THE PROBLEM — Reproduce this listing in full.

Records from a data collection —

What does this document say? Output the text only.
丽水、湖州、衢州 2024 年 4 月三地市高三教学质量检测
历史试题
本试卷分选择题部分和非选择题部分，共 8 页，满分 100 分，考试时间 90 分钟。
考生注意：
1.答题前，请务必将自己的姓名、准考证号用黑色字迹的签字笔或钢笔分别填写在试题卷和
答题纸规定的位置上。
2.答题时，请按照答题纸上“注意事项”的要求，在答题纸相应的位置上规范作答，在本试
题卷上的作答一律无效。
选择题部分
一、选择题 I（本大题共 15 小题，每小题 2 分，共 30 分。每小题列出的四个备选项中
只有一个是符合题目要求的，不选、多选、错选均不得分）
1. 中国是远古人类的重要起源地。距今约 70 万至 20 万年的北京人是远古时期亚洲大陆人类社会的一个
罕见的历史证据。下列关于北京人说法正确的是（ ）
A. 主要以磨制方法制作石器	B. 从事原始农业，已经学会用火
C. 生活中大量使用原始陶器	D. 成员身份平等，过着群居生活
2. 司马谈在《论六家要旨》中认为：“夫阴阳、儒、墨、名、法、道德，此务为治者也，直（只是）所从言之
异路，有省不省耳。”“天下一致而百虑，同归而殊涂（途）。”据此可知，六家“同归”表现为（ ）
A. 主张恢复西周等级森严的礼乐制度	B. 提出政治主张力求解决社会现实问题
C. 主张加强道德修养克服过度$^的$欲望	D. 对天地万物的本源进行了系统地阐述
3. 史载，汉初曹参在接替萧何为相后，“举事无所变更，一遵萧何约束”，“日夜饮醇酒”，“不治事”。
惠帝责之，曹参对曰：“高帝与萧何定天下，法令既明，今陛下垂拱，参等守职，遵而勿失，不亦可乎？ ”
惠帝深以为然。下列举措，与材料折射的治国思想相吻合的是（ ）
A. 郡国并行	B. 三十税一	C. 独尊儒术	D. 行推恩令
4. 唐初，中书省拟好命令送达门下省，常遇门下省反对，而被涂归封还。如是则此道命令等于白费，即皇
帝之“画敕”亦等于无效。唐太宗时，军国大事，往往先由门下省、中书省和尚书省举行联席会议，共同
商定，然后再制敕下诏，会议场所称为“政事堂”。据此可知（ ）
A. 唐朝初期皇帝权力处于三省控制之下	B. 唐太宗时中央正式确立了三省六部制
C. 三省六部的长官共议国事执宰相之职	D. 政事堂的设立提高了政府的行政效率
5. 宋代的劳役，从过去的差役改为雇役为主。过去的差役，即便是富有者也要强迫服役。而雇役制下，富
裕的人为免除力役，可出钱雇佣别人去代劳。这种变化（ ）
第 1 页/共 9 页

SOLUTION —
What does this document say? Output the text only.
丽水、湖州、衢州 2024 年 4 月三地市高三教学质量检测
历史试题
本试卷分选择题部分和非选择题部分，共 8 页，满分 100 分，考试时间 90 分钟。
考生注意：
1.答题前，请务必将自己的姓名、准考证号用黑色字迹的签字笔或钢笔分别填写在试题卷和
答题纸规定的位置上。
2.答题时，请按照答题纸上“注意事项”的要求，在答题纸相应的位置上规范作答，在本试
题卷上的作答一律无效。
选择题部分
一、选择题 I（本大题共 15 小题，每小题 2 分，共 30 分。每小题列出的四个备选项中
只有一个是符合题目要求的，不选、多选、错选均不得分）
1. 中国是远古人类的重要起源地。距今约 70 万至 20 万年的北京人是远古时期亚洲大陆人类社会的一个
罕见的历史证据。下列关于北京人说法正确的是（ ）
A. 主要以磨制方法制作石器	B. 从事原始农业，已经学会用火
C. 生活中大量使用原始陶器	D. 成员身份平等，过着群居生活
2. 司马谈在《论六家要旨》中认为：“夫阴阳、儒、墨、名、法、道德，此务为治者也，直（只是）所从言之
异路，有省不省耳。”“天下一致而百虑，同归而殊涂（途）。”据此可知，六家“同归”表现为（ ）
A. 主张恢复西周等级森严的礼乐制度	B. 提出政治主张力求解决社会现实问题
C. 主张加强道德修养克服过度$^的$欲望	D. 对天地万物的本源进行了系统地阐述
3. 史载，汉初曹参在接替萧何为相后，“举事无所变更，一遵萧何约束”，“日夜饮醇酒”，“不治事”。
惠帝责之，曹参对曰：“高帝与萧何定天下，法令既明，今陛下垂拱，参等守职，遵而勿失，不亦可乎？ ”
惠帝深以为然。下列举措，与材料折射的治国思想相吻合的是（ ）
A. 郡国并行	B. 三十税一	C. 独尊儒术	D. 行推恩令
4. 唐初，中书省拟好命令送达门下省，常遇门下省反对，而被涂归封还。如是则此道命令等于白费，即皇
帝之“画敕”亦等于无效。唐太宗时，军国大事，往往先由门下省、中书省和尚书省举行联席会议，共同
商定，然后再制敕下诏，会议场所称为“政事堂”。据此可知（ ）
A. 唐朝初期皇帝权力处于三省控制之下	B. 唐太宗时中央正式确立了三省六部制
C. 三省六部的长官共议国事执宰相之职	D. 政事堂的设立提高了政府的行政效率
5. 宋代的劳役，从过去的差役改为雇役为主。过去的差役，即便是富有者也要强迫服役。而雇役制下，富
裕的人为免除力役，可出钱雇佣别人去代劳。这种变化（ ）
第 1 页/共 9 页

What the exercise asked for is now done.